### RECORDS SHOWN ###

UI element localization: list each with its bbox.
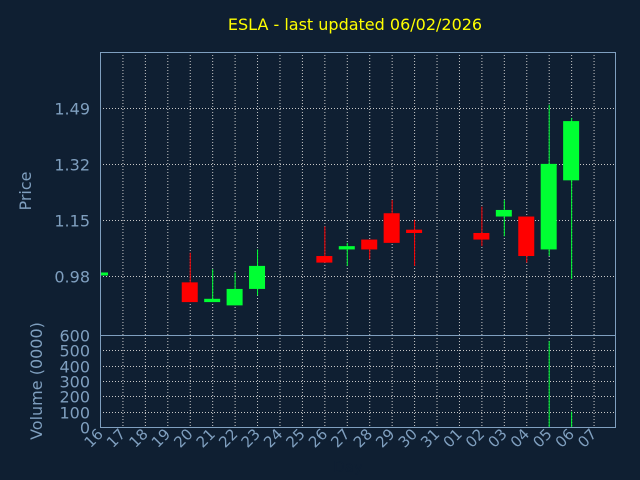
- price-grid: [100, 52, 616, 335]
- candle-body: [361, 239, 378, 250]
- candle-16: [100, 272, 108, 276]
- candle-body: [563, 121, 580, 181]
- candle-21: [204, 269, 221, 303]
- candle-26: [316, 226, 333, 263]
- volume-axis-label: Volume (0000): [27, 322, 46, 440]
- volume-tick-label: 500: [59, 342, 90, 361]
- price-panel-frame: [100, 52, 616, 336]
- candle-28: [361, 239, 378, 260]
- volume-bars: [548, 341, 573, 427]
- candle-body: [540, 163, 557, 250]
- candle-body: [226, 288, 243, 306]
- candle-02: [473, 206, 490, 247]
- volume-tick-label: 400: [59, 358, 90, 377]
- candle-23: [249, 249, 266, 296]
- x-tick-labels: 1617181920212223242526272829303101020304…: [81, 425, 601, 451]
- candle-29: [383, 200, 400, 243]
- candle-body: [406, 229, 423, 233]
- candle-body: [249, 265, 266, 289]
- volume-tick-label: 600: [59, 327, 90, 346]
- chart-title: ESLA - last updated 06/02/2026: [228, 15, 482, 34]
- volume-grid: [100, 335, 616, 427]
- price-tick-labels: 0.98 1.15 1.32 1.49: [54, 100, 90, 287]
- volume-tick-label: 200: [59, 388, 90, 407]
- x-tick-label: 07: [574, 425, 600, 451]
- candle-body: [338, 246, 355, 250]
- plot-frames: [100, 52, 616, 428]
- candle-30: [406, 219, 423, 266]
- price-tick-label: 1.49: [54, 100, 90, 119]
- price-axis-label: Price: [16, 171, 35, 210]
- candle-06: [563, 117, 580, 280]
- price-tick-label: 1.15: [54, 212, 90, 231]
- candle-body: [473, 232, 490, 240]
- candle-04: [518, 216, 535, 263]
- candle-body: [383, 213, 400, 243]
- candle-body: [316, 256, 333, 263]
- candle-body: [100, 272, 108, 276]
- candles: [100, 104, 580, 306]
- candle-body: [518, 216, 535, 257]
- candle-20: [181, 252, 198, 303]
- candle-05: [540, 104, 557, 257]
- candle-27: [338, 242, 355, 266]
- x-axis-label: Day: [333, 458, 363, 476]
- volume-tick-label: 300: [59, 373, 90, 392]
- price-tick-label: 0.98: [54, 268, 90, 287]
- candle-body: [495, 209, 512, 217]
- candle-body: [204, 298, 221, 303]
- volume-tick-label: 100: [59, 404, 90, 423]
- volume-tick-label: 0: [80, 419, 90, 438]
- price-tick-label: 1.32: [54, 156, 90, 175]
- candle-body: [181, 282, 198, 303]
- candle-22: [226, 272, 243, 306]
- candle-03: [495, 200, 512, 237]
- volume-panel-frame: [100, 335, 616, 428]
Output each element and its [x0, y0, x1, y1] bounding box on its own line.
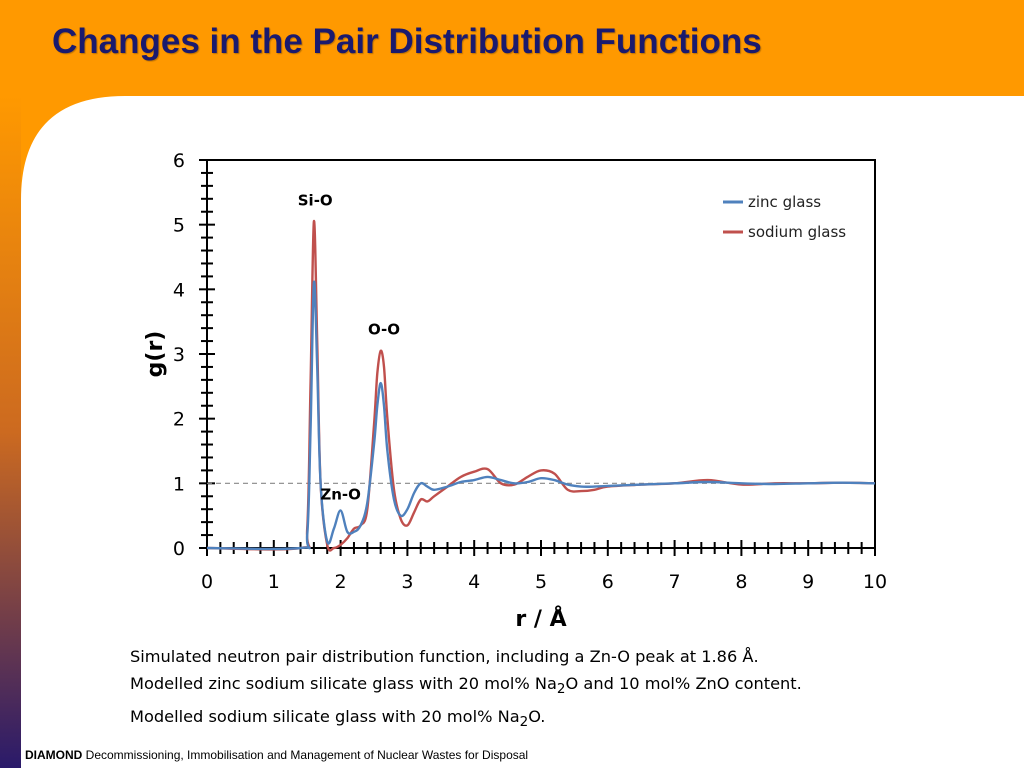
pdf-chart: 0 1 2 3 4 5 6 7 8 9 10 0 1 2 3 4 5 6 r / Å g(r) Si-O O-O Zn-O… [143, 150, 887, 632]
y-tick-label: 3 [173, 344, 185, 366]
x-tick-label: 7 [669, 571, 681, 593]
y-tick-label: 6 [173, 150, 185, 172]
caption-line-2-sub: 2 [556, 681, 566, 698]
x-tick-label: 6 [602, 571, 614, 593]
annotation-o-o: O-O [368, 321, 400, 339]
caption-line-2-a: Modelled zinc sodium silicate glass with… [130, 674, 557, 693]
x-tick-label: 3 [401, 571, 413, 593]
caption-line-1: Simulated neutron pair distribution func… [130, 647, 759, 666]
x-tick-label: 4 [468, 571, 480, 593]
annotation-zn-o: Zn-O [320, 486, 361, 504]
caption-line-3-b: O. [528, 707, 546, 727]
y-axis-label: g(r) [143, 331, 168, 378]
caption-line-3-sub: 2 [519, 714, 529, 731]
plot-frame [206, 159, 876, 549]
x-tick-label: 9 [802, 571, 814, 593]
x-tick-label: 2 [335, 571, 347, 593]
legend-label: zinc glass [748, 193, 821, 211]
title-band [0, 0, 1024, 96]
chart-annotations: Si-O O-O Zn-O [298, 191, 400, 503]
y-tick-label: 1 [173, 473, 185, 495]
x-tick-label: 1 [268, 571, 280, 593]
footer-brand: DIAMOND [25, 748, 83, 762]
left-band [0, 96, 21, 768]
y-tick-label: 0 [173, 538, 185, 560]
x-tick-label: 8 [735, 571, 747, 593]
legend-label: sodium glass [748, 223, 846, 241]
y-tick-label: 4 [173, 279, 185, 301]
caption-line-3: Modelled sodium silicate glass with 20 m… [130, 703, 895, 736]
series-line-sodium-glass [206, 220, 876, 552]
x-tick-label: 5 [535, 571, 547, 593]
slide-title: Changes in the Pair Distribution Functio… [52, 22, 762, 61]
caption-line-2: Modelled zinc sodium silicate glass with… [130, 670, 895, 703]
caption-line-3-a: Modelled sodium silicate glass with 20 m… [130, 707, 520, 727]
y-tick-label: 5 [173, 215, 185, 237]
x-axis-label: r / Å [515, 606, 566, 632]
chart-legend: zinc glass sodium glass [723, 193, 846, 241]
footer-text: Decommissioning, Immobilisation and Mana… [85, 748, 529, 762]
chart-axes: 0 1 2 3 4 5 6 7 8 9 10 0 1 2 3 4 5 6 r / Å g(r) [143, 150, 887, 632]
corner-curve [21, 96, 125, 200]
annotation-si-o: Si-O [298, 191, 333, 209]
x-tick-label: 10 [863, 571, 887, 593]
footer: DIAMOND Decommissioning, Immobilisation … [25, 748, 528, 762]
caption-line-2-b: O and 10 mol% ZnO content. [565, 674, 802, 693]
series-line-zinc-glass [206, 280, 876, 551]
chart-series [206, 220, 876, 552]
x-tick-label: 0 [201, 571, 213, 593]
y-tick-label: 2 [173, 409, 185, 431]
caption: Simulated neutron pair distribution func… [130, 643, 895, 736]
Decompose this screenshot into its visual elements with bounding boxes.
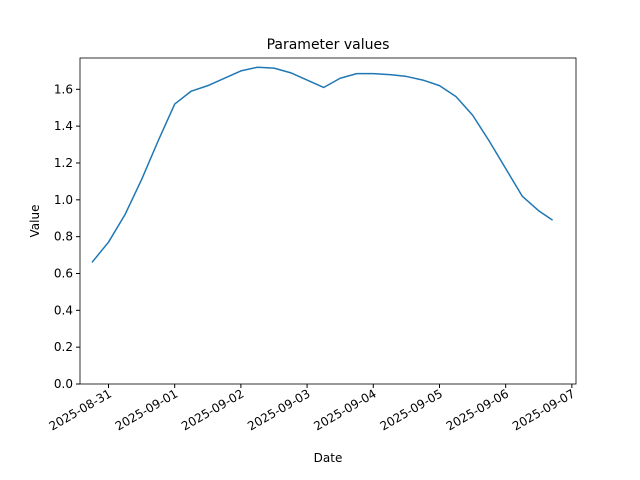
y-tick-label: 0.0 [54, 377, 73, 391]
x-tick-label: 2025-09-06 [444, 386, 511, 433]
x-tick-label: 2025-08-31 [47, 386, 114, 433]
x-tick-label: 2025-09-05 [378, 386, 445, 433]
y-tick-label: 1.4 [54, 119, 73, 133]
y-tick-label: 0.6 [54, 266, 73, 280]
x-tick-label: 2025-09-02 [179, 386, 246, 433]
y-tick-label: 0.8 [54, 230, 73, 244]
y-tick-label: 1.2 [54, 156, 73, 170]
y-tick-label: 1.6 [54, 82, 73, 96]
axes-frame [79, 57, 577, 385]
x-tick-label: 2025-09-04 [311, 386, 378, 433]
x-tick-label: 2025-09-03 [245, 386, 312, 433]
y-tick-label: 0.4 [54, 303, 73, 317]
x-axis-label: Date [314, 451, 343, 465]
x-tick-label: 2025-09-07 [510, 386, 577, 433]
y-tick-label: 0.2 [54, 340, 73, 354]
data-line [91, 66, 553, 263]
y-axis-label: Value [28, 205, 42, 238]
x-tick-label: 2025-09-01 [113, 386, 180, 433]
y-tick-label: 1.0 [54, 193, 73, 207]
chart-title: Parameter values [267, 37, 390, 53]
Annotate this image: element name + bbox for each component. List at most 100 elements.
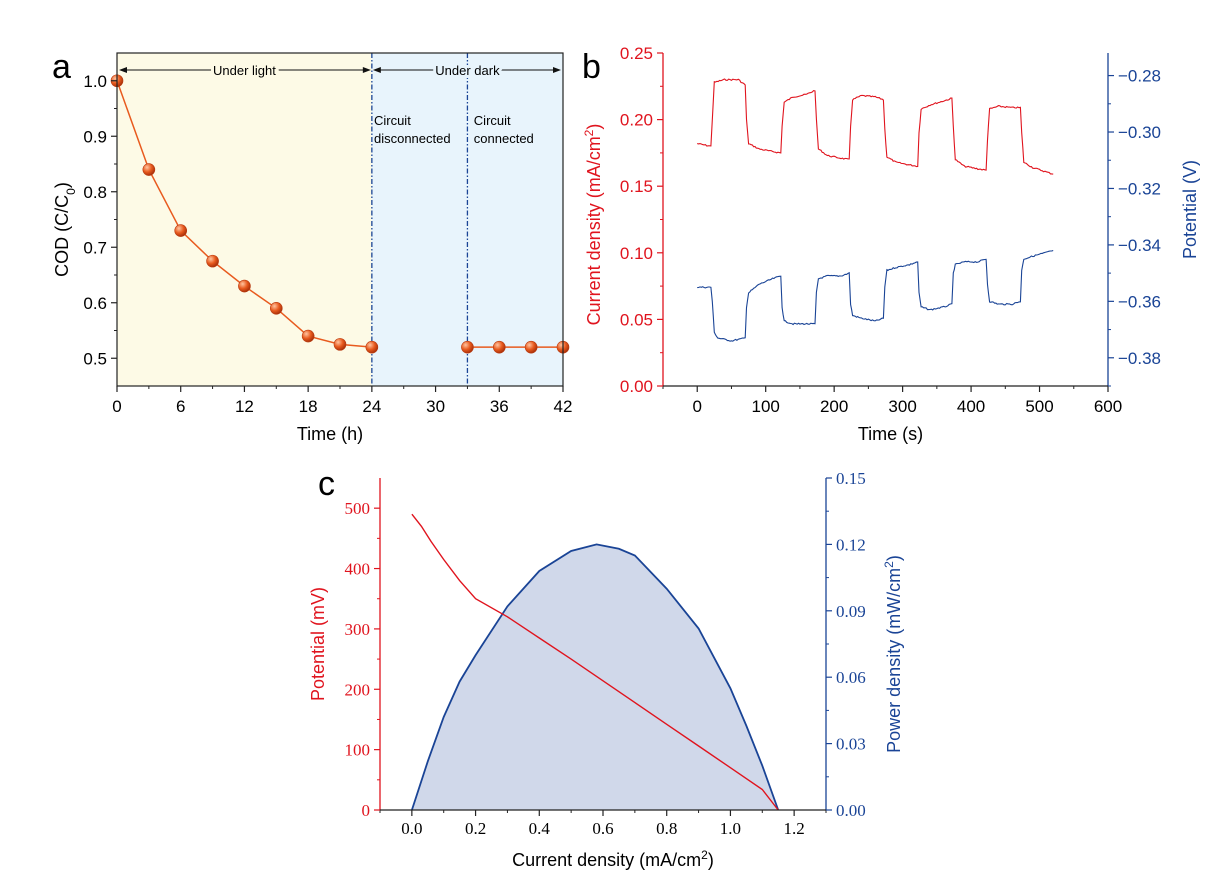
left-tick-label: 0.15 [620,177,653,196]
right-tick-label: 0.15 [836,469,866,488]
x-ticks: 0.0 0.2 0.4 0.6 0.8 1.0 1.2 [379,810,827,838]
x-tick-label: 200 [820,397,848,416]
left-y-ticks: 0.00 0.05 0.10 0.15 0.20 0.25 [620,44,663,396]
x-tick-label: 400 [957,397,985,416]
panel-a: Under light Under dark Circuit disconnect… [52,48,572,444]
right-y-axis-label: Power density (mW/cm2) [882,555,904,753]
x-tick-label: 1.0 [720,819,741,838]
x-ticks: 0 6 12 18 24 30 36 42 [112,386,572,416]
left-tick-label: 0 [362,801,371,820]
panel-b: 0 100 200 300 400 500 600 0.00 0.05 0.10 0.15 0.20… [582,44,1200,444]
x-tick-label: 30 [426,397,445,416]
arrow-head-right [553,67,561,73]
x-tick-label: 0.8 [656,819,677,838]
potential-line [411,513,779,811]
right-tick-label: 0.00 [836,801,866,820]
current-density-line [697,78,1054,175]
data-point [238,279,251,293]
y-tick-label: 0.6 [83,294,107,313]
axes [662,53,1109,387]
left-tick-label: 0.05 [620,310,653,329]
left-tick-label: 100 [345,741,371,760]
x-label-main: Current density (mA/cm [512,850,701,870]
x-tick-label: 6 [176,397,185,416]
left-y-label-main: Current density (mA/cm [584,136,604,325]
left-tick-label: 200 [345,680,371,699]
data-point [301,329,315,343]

###

DIRECTION>
Copy out word for word the lines of the records above, starting with the line that contains "pdf-chart: 0 1" and continuing through the line that contains "chart-legend: zinc glass", with both of those lines included.

THE COMPLETED TASK>
pdf-chart: 0 1 2 3 4 5 6 7 8 9 10 0 1 2 3 4 5 6 r / Å g(r) Si-O O-O Zn-O… [143, 150, 887, 632]
y-tick-label: 3 [173, 344, 185, 366]
x-tick-label: 7 [669, 571, 681, 593]
y-tick-label: 6 [173, 150, 185, 172]
caption-line-2-sub: 2 [556, 681, 566, 698]
x-tick-label: 6 [602, 571, 614, 593]
annotation-o-o: O-O [368, 321, 400, 339]
caption-line-2-a: Modelled zinc sodium silicate glass with… [130, 674, 557, 693]
x-tick-label: 3 [401, 571, 413, 593]
caption-line-1: Simulated neutron pair distribution func… [130, 647, 759, 666]
x-tick-label: 4 [468, 571, 480, 593]
annotation-zn-o: Zn-O [320, 486, 361, 504]
caption-line-3-b: O. [528, 707, 546, 727]
y-axis-label: g(r) [143, 331, 168, 378]
caption-line-3-sub: 2 [519, 714, 529, 731]
plot-frame [206, 159, 876, 549]
x-tick-label: 9 [802, 571, 814, 593]
x-tick-label: 2 [335, 571, 347, 593]
legend-label: zinc glass [748, 193, 821, 211]
title-band [0, 0, 1024, 96]
chart-annotations: Si-O O-O Zn-O [298, 191, 400, 503]
y-tick-label: 1 [173, 473, 185, 495]
x-tick-label: 1 [268, 571, 280, 593]
footer-brand: DIAMOND [25, 748, 83, 762]
left-band [0, 96, 21, 768]
y-tick-label: 0 [173, 538, 185, 560]
x-tick-label: 8 [735, 571, 747, 593]
legend-label: sodium glass [748, 223, 846, 241]
y-tick-label: 4 [173, 279, 185, 301]
caption-line-3: Modelled sodium silicate glass with 20 m… [130, 703, 895, 736]
series-line-sodium-glass [206, 220, 876, 552]
x-tick-label: 5 [535, 571, 547, 593]
slide-title: Changes in the Pair Distribution Functio… [52, 22, 762, 61]
caption-line-2: Modelled zinc sodium silicate glass with… [130, 670, 895, 703]
caption-line-3-a: Modelled sodium silicate glass with 20 m… [130, 707, 520, 727]
y-tick-label: 5 [173, 215, 185, 237]
x-axis-label: r / Å [515, 606, 566, 632]
chart-legend: zinc glass sodium glass [723, 193, 846, 241]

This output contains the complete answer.